• **PAGE EXTRACT**:
━━━━━━━━━━━━━━━━
A trigeminal ganglion (also known as: Gasserian ganglion, semilunar ganglion, or Gasser's ganglion) is the sensory ganglion of each trigeminal nerve (CN V). The trigeminal ganglion is located within the trigeminal cave (Meckel's cave), a cavity formed by dura mater.

Anatomy
The trigeminal ganglion contains cell bodies of the pseudo-unipolar sensory neurons of the trigeminal nerve which extend their axons both distally/peripherally into the three divisions of the trigeminal nerve on the one end, and proximally/centrally to the brainstem on the other end; the trigeminal root extends from the trigeminal ganglion to the ventrolateral aspect of the pons.

The trigeminal ganglion is situated within the trigeminal cave (or Meckel's cave), a cerebrospinal fluid-filled cavity formed by a double layer of dura mater overlying the trigeminal impression near the apex of the petrous part of the temporal bone.

Structure 
The trigeminal ganglion is somewhat crescent-shaped, with its convexity directed anterolaterally. From its convex border arise the ophthalmic nerve (V1), maxillary nerve (V2), and mandibular nerve (V3).

The ganglion receives, on its medial side, filaments from the carotid plexus of the sympathetic. It issues minute branches to the tentorium cerebelli, and the dura mater in the middle cranial fossa.

Relations 
Medially to the trigeminal ganglion are the internal carotid artery, and the posterior part of the cavernous sinus.

The motor root of the trigeminal nerve passes beneath the trigeminal ganglion to exit the skull through the foramen ovale. The greater superficial petrosal nerve lies underneath the trigeminal ganglion.

Clinical significance

Herpes virus dormancy 
After recovery from a primary herpes infection, the virus is not cleared from the body, but rather lies dormant in a non-replicating state within the trigeminal ganglion.
━━━━━━━━━━━━━━━━
• **ENTRIES SUPPLIED**:
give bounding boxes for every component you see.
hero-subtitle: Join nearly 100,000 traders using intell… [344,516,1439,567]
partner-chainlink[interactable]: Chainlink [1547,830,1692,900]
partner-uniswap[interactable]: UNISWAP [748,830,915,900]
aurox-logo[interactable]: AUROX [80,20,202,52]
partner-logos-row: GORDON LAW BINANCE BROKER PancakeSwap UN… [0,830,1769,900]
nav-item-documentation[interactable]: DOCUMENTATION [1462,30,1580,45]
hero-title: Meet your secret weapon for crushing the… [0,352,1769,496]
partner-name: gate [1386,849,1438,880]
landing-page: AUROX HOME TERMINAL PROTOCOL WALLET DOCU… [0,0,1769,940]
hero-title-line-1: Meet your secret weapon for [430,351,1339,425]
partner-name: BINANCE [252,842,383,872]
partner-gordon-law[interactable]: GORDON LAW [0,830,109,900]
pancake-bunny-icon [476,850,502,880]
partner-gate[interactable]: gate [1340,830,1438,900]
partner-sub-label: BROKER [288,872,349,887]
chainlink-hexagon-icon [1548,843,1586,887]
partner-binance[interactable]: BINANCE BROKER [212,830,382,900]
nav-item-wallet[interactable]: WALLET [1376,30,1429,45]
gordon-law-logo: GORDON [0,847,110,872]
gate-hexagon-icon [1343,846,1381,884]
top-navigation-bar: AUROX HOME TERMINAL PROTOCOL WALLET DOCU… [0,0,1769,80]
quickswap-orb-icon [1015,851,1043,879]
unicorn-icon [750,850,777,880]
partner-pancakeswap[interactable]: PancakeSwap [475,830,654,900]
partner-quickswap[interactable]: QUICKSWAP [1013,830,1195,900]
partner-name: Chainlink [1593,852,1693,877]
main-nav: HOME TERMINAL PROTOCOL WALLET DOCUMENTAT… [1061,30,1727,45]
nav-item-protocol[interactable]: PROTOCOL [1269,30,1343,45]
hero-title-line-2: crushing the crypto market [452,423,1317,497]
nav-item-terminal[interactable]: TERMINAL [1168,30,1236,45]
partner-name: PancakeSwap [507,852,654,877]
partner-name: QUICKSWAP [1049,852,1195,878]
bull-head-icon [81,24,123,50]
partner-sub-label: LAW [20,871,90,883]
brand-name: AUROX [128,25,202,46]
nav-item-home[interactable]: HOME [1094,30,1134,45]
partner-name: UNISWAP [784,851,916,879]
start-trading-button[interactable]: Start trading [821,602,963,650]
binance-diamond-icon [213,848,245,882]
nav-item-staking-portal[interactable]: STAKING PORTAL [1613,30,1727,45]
━━━━━━━━━━━━━━━━
• **WHAT TO WORK ON**:
A – According to the trigeminal ganglion article, which three nerves arise from the convex border of the ganglion?
B – Pick up the trigeminal ganglion article after its last sentence and continue it.

• **EXERCISE RESPONSES**:
A – The ophthalmic nerve (V1), the maxillary nerve (V2), and the mandibular nerve (V3).

B –
Lesions 
If the trigeminal ganglion is damaged, by infection or surgery, it gives rise to the trigeminal trophic syndrome, which involves paresthesias and anesthesia, and may lead to erosions of the nasal ala.

Ablation in trigeminal neuralgia 
The thermocoagulation or injection of glycerol into the trigeminal ganglion has been used in the treatment of trigeminal neuralgia.

Other animals

Rodents
In rodents, the trigeminal ganglion is important as it is the first part of the pathway from the whiskers to the brain. Cell bodies of the whisker primary afferents are found here. These afferents are mechanoreceptor cells that fire in response to whisker deflection.

There are around 26,000–43,000 cell bodies in rodent trigeminal ganglion. It is possible that there are two distinct (or perhaps continuous) populations of cells having slowly and rapidly adapting responses to stimuli.

It is found at the base of the skull and projects to trigeminal brain stem areas including principalis, spinal trigeminal nucleus, interpolaris, and caudalis.

Additional images

References

External links
 Diagram at University of Manitoba
 Diagram (as "Gasserian Ganglion") at frca.co.uk
 
 
  ()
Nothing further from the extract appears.